> What needs to be done: Gather each line in the entries that includes the string "name".
........
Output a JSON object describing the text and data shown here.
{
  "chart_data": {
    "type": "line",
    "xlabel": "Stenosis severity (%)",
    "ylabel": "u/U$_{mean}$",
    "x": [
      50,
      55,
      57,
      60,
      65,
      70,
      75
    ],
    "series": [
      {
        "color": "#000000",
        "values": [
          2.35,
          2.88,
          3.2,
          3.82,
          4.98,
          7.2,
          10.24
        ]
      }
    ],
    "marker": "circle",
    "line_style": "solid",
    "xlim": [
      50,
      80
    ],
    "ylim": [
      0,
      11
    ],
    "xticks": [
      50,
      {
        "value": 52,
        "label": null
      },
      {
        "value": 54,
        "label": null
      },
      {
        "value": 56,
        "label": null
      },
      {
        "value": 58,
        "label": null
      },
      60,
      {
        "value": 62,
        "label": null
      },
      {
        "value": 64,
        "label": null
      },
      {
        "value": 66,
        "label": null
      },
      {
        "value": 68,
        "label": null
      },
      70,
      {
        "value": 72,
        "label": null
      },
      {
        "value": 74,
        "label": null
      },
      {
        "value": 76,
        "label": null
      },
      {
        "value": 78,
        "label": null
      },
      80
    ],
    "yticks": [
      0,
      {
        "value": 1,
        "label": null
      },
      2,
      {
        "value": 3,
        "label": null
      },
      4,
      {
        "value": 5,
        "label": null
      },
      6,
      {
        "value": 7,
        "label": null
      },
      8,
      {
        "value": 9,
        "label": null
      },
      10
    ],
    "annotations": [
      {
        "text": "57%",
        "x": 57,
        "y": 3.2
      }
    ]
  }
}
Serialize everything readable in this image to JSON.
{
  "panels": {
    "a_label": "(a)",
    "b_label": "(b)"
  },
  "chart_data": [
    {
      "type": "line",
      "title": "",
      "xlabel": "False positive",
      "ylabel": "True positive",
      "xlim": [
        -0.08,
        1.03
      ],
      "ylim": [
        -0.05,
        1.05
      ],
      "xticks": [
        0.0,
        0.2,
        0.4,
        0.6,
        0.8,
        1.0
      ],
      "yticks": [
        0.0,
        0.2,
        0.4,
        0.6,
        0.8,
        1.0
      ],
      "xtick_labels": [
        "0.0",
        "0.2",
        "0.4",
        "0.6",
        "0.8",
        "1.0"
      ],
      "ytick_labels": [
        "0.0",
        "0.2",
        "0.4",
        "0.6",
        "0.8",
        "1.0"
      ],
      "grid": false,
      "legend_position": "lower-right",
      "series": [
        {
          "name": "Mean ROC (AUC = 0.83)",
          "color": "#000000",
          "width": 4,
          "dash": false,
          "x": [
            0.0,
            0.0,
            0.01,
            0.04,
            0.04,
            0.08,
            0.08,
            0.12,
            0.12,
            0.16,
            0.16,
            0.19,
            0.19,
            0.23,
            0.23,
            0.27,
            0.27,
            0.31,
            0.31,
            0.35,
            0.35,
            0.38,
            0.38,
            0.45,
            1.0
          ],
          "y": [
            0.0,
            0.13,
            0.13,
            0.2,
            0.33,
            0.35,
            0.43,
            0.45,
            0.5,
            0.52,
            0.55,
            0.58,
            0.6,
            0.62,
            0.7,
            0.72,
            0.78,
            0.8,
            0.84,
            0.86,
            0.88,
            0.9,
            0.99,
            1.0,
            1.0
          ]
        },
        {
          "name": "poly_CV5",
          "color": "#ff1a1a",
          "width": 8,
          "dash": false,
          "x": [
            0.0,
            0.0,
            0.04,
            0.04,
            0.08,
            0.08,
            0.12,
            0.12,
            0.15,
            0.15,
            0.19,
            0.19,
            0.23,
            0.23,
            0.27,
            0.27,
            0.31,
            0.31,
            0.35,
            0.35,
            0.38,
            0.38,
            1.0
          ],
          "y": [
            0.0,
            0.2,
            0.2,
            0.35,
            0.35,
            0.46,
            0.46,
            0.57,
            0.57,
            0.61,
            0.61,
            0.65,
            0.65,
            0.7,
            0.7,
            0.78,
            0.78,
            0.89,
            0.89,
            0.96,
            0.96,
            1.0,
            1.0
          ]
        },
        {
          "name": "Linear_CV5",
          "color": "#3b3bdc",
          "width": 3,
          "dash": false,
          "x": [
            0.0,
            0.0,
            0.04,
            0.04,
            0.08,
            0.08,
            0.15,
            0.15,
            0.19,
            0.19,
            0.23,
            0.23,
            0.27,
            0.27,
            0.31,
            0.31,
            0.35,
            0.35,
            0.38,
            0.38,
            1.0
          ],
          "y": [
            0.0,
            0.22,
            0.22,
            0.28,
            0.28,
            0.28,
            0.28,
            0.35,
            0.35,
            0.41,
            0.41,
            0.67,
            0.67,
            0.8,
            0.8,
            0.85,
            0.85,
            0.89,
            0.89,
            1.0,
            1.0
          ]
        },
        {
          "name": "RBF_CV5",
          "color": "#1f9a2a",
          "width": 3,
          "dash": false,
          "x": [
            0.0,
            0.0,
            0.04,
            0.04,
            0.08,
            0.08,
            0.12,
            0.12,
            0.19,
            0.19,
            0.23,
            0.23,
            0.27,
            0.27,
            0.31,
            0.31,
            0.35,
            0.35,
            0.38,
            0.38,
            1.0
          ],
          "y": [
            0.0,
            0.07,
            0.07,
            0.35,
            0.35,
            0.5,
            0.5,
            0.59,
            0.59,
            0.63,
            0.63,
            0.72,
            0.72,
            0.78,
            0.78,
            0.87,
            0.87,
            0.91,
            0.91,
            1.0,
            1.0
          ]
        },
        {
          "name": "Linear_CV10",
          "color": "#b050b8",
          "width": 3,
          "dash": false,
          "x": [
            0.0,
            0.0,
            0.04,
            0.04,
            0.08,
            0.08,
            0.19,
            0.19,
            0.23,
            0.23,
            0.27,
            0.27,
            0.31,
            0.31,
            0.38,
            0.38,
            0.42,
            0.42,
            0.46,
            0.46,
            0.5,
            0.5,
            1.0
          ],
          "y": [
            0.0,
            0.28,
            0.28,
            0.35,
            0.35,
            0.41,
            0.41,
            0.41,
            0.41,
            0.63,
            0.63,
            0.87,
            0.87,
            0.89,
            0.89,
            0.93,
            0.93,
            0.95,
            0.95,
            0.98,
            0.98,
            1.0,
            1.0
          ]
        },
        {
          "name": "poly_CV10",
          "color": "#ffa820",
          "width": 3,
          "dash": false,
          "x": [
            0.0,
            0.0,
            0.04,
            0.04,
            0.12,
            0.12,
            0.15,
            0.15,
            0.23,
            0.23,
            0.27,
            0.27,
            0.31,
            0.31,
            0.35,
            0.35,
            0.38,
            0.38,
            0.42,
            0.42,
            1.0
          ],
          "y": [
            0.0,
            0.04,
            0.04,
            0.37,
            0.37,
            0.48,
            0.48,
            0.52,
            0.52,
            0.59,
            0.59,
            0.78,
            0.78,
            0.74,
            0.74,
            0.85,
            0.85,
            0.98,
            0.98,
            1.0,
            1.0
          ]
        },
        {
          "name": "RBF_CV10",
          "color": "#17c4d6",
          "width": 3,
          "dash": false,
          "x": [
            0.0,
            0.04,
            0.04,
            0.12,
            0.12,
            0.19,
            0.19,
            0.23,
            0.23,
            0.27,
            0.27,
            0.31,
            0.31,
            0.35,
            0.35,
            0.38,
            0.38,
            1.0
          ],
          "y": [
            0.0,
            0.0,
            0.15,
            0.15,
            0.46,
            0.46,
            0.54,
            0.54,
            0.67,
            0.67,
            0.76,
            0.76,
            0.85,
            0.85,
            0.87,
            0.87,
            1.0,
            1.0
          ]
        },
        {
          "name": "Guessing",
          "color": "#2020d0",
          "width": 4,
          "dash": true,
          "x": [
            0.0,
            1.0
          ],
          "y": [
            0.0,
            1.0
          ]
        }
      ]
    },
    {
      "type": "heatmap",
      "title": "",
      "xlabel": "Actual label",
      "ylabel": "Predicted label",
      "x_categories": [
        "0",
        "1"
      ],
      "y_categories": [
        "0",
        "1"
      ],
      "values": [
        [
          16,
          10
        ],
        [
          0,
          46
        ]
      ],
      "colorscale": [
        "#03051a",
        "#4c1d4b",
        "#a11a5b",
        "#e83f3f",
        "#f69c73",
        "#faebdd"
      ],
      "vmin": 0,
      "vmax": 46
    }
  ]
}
........
> The reply:
          "name": "Mean ROC (AUC = 0.83)",
          "name": "poly_CV5",
          "name": "Linear_CV5",
          "name": "RBF_CV5",
          "name": "Linear_CV10",
          "name": "poly_CV10",
          "name": "RBF_CV10",
          "name": "Guessing",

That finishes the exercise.